*Directive:* Print out every line, exactly as written.

*Listed entries:*
------------------------------------------------

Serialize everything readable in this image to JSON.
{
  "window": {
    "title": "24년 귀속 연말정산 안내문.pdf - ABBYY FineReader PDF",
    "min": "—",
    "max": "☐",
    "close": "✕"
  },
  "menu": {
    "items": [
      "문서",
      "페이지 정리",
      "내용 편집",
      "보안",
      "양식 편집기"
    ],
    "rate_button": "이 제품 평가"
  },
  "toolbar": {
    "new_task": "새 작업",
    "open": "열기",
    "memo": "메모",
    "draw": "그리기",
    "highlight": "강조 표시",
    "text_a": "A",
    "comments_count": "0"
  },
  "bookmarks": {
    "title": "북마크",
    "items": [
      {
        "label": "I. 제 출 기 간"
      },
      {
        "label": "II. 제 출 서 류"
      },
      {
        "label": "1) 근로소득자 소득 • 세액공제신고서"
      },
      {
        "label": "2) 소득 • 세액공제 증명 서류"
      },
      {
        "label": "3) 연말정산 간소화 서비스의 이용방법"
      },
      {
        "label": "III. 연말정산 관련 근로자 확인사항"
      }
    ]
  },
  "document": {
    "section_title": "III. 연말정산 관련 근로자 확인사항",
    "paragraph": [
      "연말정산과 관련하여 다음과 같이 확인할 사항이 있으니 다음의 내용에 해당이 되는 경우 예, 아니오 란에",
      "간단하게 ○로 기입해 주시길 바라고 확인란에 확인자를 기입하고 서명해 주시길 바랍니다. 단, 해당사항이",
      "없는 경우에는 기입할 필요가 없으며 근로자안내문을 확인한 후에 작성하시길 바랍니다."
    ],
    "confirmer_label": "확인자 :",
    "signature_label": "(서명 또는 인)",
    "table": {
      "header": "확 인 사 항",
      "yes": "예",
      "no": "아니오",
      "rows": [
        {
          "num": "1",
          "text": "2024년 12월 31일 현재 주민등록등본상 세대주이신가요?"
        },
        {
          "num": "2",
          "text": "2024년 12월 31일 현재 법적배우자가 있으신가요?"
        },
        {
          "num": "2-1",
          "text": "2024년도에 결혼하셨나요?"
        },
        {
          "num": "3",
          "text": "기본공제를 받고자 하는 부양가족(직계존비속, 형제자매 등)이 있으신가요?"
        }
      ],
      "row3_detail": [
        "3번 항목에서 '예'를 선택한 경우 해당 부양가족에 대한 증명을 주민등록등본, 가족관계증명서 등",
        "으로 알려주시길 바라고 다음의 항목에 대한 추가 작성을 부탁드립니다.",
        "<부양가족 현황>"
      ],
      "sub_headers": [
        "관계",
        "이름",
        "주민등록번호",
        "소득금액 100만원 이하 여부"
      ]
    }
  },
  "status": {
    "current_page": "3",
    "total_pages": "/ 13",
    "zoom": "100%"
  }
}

------------------------------------------------

*Full answer:*
Serialize everything readable in this image to JSON.
{
  "window": {
    "title": "24년 귀속 연말정산 안내문.pdf - ABBYY FineReader PDF",
    "min": "—",
    "max": "☐",
    "close": "✕"
  },
  "menu": {
    "items": [
      "문서",
      "페이지 정리",
      "내용 편집",
      "보안",
      "양식 편집기"
    ],
    "rate_button": "이 제품 평가"
  },
  "toolbar": {
    "new_task": "새 작업",
    "open": "열기",
    "memo": "메모",
    "draw": "그리기",
    "highlight": "강조 표시",
    "text_a": "A",
    "comments_count": "0"
  },
  "bookmarks": {
    "title": "북마크",
    "items": [
      {
        "label": "I. 제 출 기 간"
      },
      {
        "label": "II. 제 출 서 류"
      },
      {
        "label": "1) 근로소득자 소득 • 세액공제신고서"
      },
      {
        "label": "2) 소득 • 세액공제 증명 서류"
      },
      {
        "label": "3) 연말정산 간소화 서비스의 이용방법"
      },
      {
        "label": "III. 연말정산 관련 근로자 확인사항"
      }
    ]
  },
  "document": {
    "section_title": "III. 연말정산 관련 근로자 확인사항",
    "paragraph": [
      "연말정산과 관련하여 다음과 같이 확인할 사항이 있으니 다음의 내용에 해당이 되는 경우 예, 아니오 란에",
      "간단하게 ○로 기입해 주시길 바라고 확인란에 확인자를 기입하고 서명해 주시길 바랍니다. 단, 해당사항이",
      "없는 경우에는 기입할 필요가 없으며 근로자안내문을 확인한 후에 작성하시길 바랍니다."
    ],
    "confirmer_label": "확인자 :",
    "signature_label": "(서명 또는 인)",
    "table": {
      "header": "확 인 사 항",
      "yes": "예",
      "no": "아니오",
      "rows": [
        {
          "num": "1",
          "text": "2024년 12월 31일 현재 주민등록등본상 세대주이신가요?"
        },
        {
          "num": "2",
          "text": "2024년 12월 31일 현재 법적배우자가 있으신가요?"
        },
        {
          "num": "2-1",
          "text": "2024년도에 결혼하셨나요?"
        },
        {
          "num": "3",
          "text": "기본공제를 받고자 하는 부양가족(직계존비속, 형제자매 등)이 있으신가요?"
        }
      ],
      "row3_detail": [
        "3번 항목에서 '예'를 선택한 경우 해당 부양가족에 대한 증명을 주민등록등본, 가족관계증명서 등",
        "으로 알려주시길 바라고 다음의 항목에 대한 추가 작성을 부탁드립니다.",
        "<부양가족 현황>"
      ],
      "sub_headers": [
        "관계",
        "이름",
        "주민등록번호",
        "소득금액 100만원 이하 여부"
      ]
    }
  },
  "status": {
    "current_page": "3",
    "total_pages": "/ 13",
    "zoom": "100%"
  }
}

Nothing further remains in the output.